▸ TASK OBJECTIVE
Where the string "齐心村谢家湾片区" occurs in the material below, report the whole line.

▸ INPUT RECORDS
____
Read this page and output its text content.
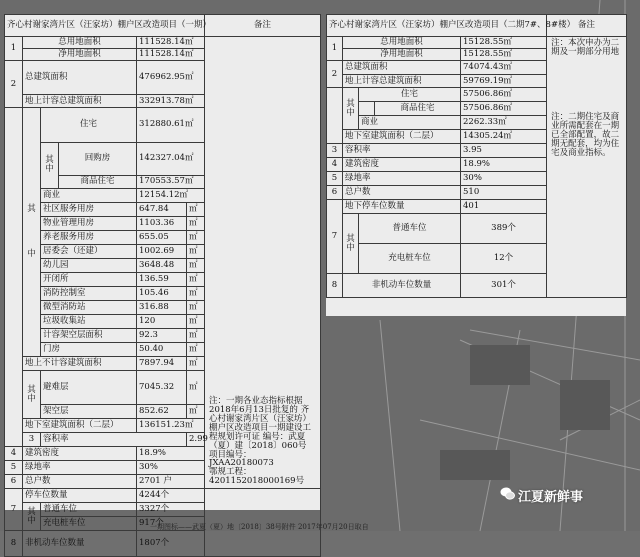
齐心村谢家湾片区（汪家坊）棚户区改造项目（一期）						备注
1	总用地面积			111528.14㎡		注：一期各业态指标根据2018年6月13日批复的 齐心村谢家湾片区（汪家坊）棚户区改造项目一期建设工程规划许可证 编号：武夏（夏）建〔2018〕060号
项目编号：JXAA20180073
鄂规工程：4201152018000169号

	净用地面积			111528.14㎡		
2	总建筑面积			476962.95㎡		
	地上计容总建筑面积			332913.78㎡		
	其

中	住宅		312880.61㎡		
		其
中	回购房	142327.04㎡		
			商品住宅	170553.57㎡		
		商业		12154.12㎡		
		社区服务用房		647.84	㎡	
		物业管理用房		1103.36	㎡	
		养老服务用房		655.05	㎡	
		居委会（还建）		1002.69	㎡	
		幼儿园		3648.48	㎡	
		开闭所		136.59	㎡	
		消防控制室		105.46	㎡	
		微型消防站		316.88	㎡	
		垃圾收集站		120	㎡	
		计容架空层面积		92.3	㎡	
		门房		50.40	㎡	
	地上不计容建筑面积			7897.94	㎡	
	其
中	避难层		7045.32	㎡	
		架空层		852.62	㎡	
	地下室建筑面积（二层）			136151.23㎡		
	3	容积率			2.99	
4	建筑密度			18.9%		
5	绿地率			30%		
6	总户数			2701 户		
7	停车位数量			4244个		
	其
中	普通车位		3327个		
		充电桩车位		917个		
8	非机动车位数量			1807个		
齐心村谢家湾片区（汪家坊）棚户区改造项目（二期7#、8#楼）					备注
1	总用地面积			15128.55㎡	注：本次申办为二期及一期部分用地
注：二期住宅及商业所需配套在一期已全部配置，故二期无配套，均为住宅及商业指标。

	净用地面积			15128.55㎡	
2	总建筑面积			74074.43㎡	
	地上计容总建筑面积			59769.19㎡	
	其
中	住宅		57506.86㎡	
			商品住宅	57506.86㎡	
		商业		2262.33㎡	
	地下室建筑面积（二层）			14305.24㎡	
3	容积率			3.95	
4	建筑密度			18.9%	
5	绿地率			30%	
6	总户数			510	
7	地下停车位数量			401	
	其
中	普通车位		389个	
		充电桩车位		12个	
8	非机动车位数量			301个	
一期图标——武夏（夏）地〔2018〕38号附件 2017年07月20日取自
江夏新鲜事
____
▸ RESPONSE TO THE TASK
齐心村谢家湾片区（汪家坊）棚户区改造项目（一期）						备注
1	总用地面积			111528.14㎡		注：一期各业态指标根据2018年6月13日批复的 齐心村谢家湾片区（汪家坊）棚户区改造项目一期建设工程规划许可证 编号：武夏（夏）建〔2018〕060号
齐心村谢家湾片区（汪家坊）棚户区改造项目（二期7#、8#楼）					备注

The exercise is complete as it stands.